Directive => Copy each line of the entries that contains the word "effectively".

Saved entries
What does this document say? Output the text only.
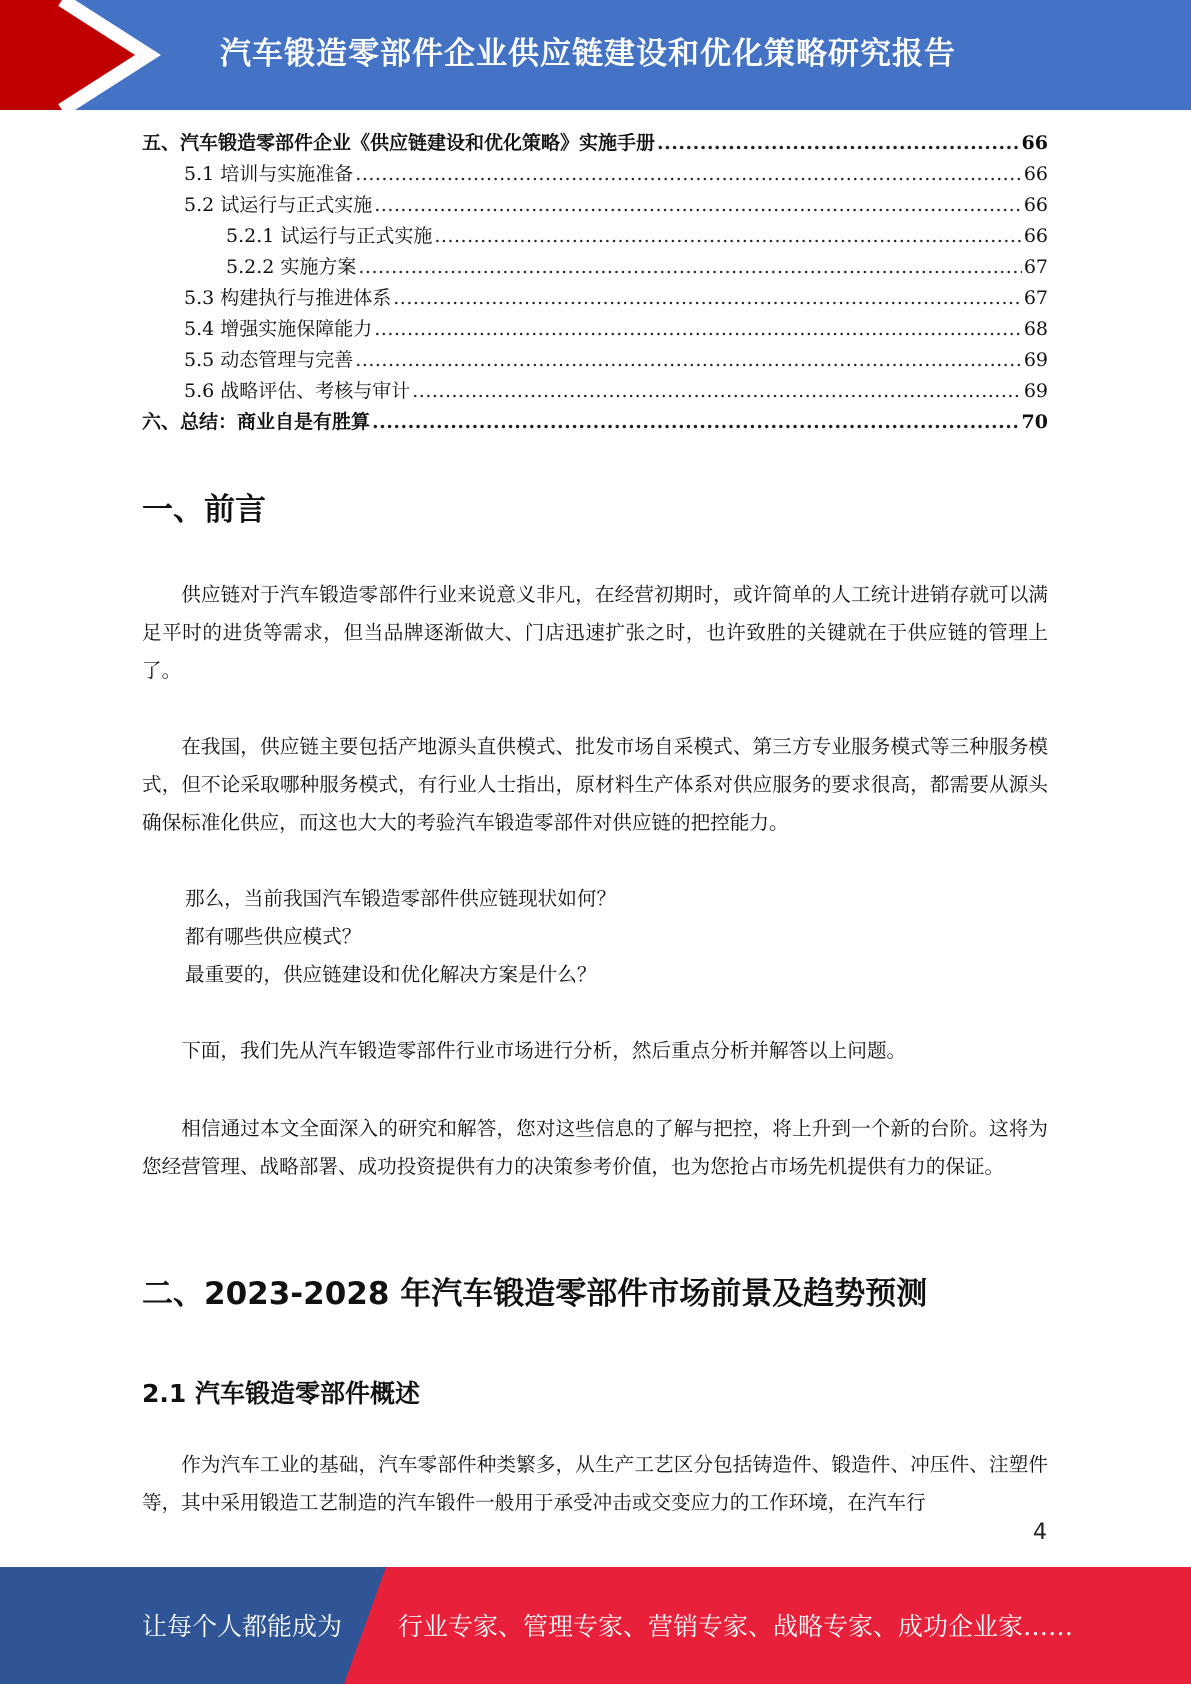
汽车锻造零部件企业供应链建设和优化策略研究报告
五、汽车锻造零部件企业《供应链建设和优化策略》实施手册 .....	66
5.1 培训与实施准备 .....	66
5.2 试运行与正式实施 .....	66
5.2.1 试运行与正式实施 .....	66
5.2.2 实施方案 .....	67
5.3 构建执行与推进体系 .....	67
5.4 增强实施保障能力 .....	68
5.5 动态管理与完善 .....	69
5.6 战略评估、考核与审计 .....	69
六、总结：商业自是有胜算 .....	70
一、前言

供应链对于汽车锻造零部件行业来说意义非凡，在经营初期时，或许简单的人工统计进销存就可以满足平时的进货等需求，但当品牌逐渐做大、门店迅速扩张之时，也许致胜的关键就在于供应链的管理上了。

在我国，供应链主要包括产地源头直供模式、批发市场自采模式、第三方专业服务模式等三种服务模式，但不论采取哪种服务模式，有行业人士指出，原材料生产体系对供应服务的要求很高，都需要从源头确保标准化供应，而这也大大的考验汽车锻造零部件对供应链的把控能力。

那么，当前我国汽车锻造零部件供应链现状如何？
都有哪些供应模式？
最重要的，供应链建设和优化解决方案是什么？

下面，我们先从汽车锻造零部件行业市场进行分析，然后重点分析并解答以上问题。

相信通过本文全面深入的研究和解答，您对这些信息的了解与把控，将上升到一个新的台阶。这将为您经营管理、战略部署、成功投资提供有力的决策参考价值，也为您抢占市场先机提供有力的保证。

二、2023-2028 年汽车锻造零部件市场前景及趋势预测
2.1 汽车锻造零部件概述

作为汽车工业的基础，汽车零部件种类繁多，从生产工艺区分包括铸造件、锻造件、冲压件、注塑件等，其中采用锻造工艺制造的汽车锻件一般用于承受冲击或交变应力的工作环境，在汽车行

4
让每个人都能成为 行业专家、管理专家、营销专家、战略专家、成功企业家……
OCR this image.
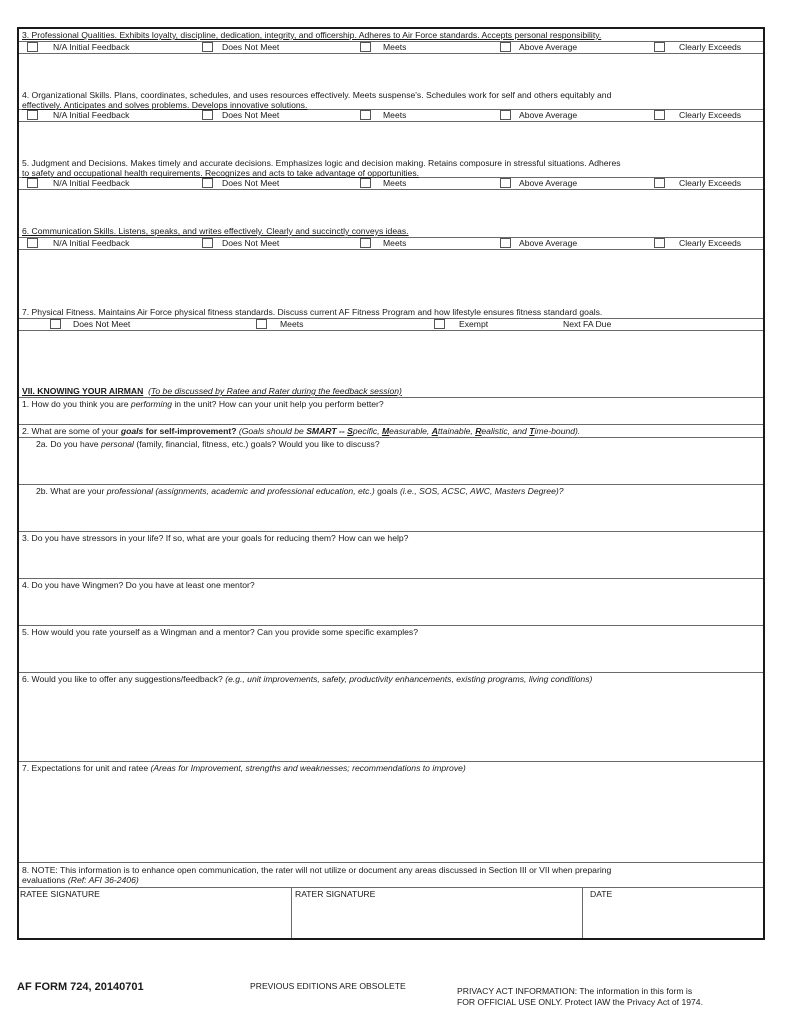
3. Professional Qualities. Exhibits loyalty, discipline, dedication, integrity, and officership. Adheres to Air Force standards. Accepts personal responsibility.
N/A Initial Feedback	Does Not Meet	Meets	Above Average	Clearly Exceeds
4. Organizational Skills. Plans, coordinates, schedules, and uses resources effectively. Meets suspense's. Schedules work for self and others equitably and
effectively. Anticipates and solves problems. Develops innovative solutions.
N/A Initial Feedback	Does Not Meet	Meets	Above Average	Clearly Exceeds
5. Judgment and Decisions. Makes timely and accurate decisions. Emphasizes logic and decision making. Retains composure in stressful situations. Adheres
to safety and occupational health requirements. Recognizes and acts to take advantage of opportunities.
N/A Initial Feedback	Does Not Meet	Meets	Above Average	Clearly Exceeds
6. Communication Skills. Listens, speaks, and writes effectively. Clearly and succinctly conveys ideas.
N/A Initial Feedback	Does Not Meet	Meets	Above Average	Clearly Exceeds
7. Physical Fitness. Maintains Air Force physical fitness standards. Discuss current AF Fitness Program and how lifestyle ensures fitness standard goals.
Does Not Meet	Meets	Exempt	Next FA Due
VII. KNOWING YOUR AIRMAN (To be discussed by Ratee and Rater during the feedback session)
1. How do you think you are performing in the unit? How can your unit help you perform better?
2. What are some of your goals for self-improvement? (Goals should be SMART -- Specific, Measurable, Attainable, Realistic, and Time-bound).
2a. Do you have personal (family, financial, fitness, etc.) goals? Would you like to discuss?
2b. What are your professional (assignments, academic and professional education, etc.) goals (i.e., SOS, ACSC, AWC, Masters Degree)?
3. Do you have stressors in your life? If so, what are your goals for reducing them? How can we help?
4. Do you have Wingmen? Do you have at least one mentor?
5. How would you rate yourself as a Wingman and a mentor? Can you provide some specific examples?
6. Would you like to offer any suggestions/feedback? (e.g., unit improvements, safety, productivity enhancements, existing programs, living conditions)
7. Expectations for unit and ratee (Areas for Improvement, strengths and weaknesses; recommendations to improve)
8. NOTE: This information is to enhance open communication, the rater will not utilize or document any areas discussed in Section III or VII when preparing
evaluations (Ref: AFI 36-2406)
RATEE SIGNATURE	RATER SIGNATURE	DATE
AF FORM 724, 20140701	PREVIOUS EDITIONS ARE OBSOLETE	PRIVACY ACT INFORMATION: The information in this form is
FOR OFFICIAL USE ONLY. Protect IAW the Privacy Act of 1974.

Worked answer =>
4. Organizational Skills. Plans, coordinates, schedules, and uses resources effectively. Meets suspense's. Schedules work for self and others equitably and
effectively. Anticipates and solves problems. Develops innovative solutions.
6. Communication Skills. Listens, speaks, and writes effectively. Clearly and succinctly conveys ideas.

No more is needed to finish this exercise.